To do
All the data should be repeated exactly. Any image in it is left out.

Input material
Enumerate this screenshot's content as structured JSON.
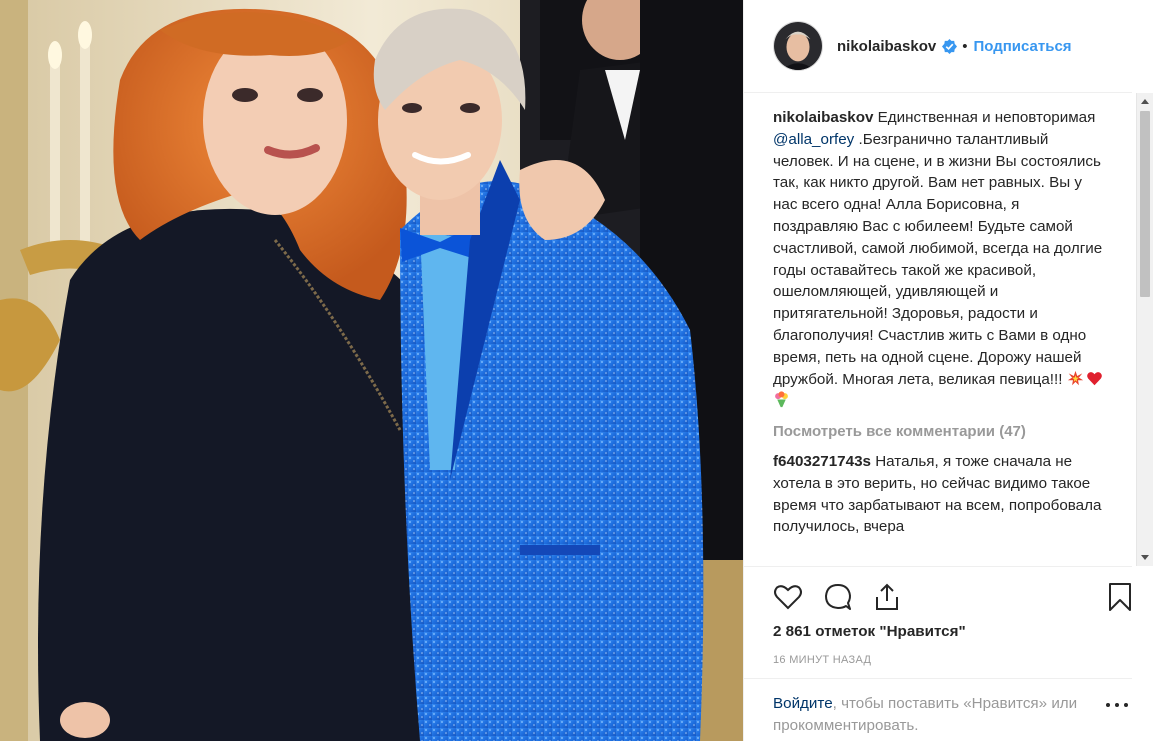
{
  "post": {
    "username": "nikolaibaskov",
    "follow_label": "Подписаться",
    "separator": "•",
    "caption_user": "nikolaibaskov",
    "caption_part1": " Единственная и неповторимая ",
    "caption_mention": "@alla_orfey",
    "caption_part2": " .Безгранично талантливый человек. И на сцене, и в жизни Вы состоялись так, как никто другой. Вам нет равных. Вы у нас всего одна! Алла Борисовна, я поздравляю Вас с юбилеем! Будьте самой счастливой, самой любимой, всегда на долгие годы оставайтесь такой же красивой, ошеломляющей, удивляющей и притягательной! Здоровья, радости и благополучия! Счастлив жить с Вами в одно время, петь на одной сцене. Дорожу нашей дружбой. Многая лета, великая певица!!!",
    "caption_emoji": [
      "collision",
      "red-heart",
      "bouquet"
    ],
    "view_all_comments": "Посмотреть все комментарии (47)",
    "comments": [
      {
        "user": "f6403271743s",
        "text": " Наталья, я тоже сначала не хотела в это верить, но сейчас видимо такое время что зарбатывают на всем, попробовала получилось, вчера"
      }
    ],
    "likes": "2 861 отметок \"Нравится\"",
    "time_ago": "16 МИНУТ НАЗАД",
    "login_link": "Войдите",
    "login_rest": ", чтобы поставить «Нравится» или прокомментировать."
  },
  "icons": {
    "verified": "verified-badge-icon",
    "like": "heart-icon",
    "comment": "comment-icon",
    "share": "share-icon",
    "save": "bookmark-icon",
    "more": "more-options-icon"
  },
  "colors": {
    "link": "#003569",
    "follow": "#3897f0",
    "muted": "#999999",
    "text": "#262626",
    "suit": "#1e6fe0"
  }
}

Exercise output
Enumerate this screenshot's content as structured JSON.
{
  "post": {
    "username": "nikolaibaskov",
    "follow_label": "Подписаться",
    "separator": "•",
    "caption_user": "nikolaibaskov",
    "caption_part1": " Единственная и неповторимая ",
    "caption_mention": "@alla_orfey",
    "caption_part2": " .Безгранично талантливый человек. И на сцене, и в жизни Вы состоялись так, как никто другой. Вам нет равных. Вы у нас всего одна! Алла Борисовна, я поздравляю Вас с юбилеем! Будьте самой счастливой, самой любимой, всегда на долгие годы оставайтесь такой же красивой, ошеломляющей, удивляющей и притягательной! Здоровья, радости и благополучия! Счастлив жить с Вами в одно время, петь на одной сцене. Дорожу нашей дружбой. Многая лета, великая певица!!!",
    "caption_emoji": [
      "collision",
      "red-heart",
      "bouquet"
    ],
    "view_all_comments": "Посмотреть все комментарии (47)",
    "comments": [
      {
        "user": "f6403271743s",
        "text": " Наталья, я тоже сначала не хотела в это верить, но сейчас видимо такое время что зарбатывают на всем, попробовала получилось, вчера"
      }
    ],
    "likes": "2 861 отметок \"Нравится\"",
    "time_ago": "16 МИНУТ НАЗАД",
    "login_link": "Войдите",
    "login_rest": ", чтобы поставить «Нравится» или прокомментировать."
  },
  "icons": {
    "verified": "verified-badge-icon",
    "like": "heart-icon",
    "comment": "comment-icon",
    "share": "share-icon",
    "save": "bookmark-icon",
    "more": "more-options-icon"
  },
  "colors": {
    "link": "#003569",
    "follow": "#3897f0",
    "muted": "#999999",
    "text": "#262626",
    "suit": "#1e6fe0"
  }
}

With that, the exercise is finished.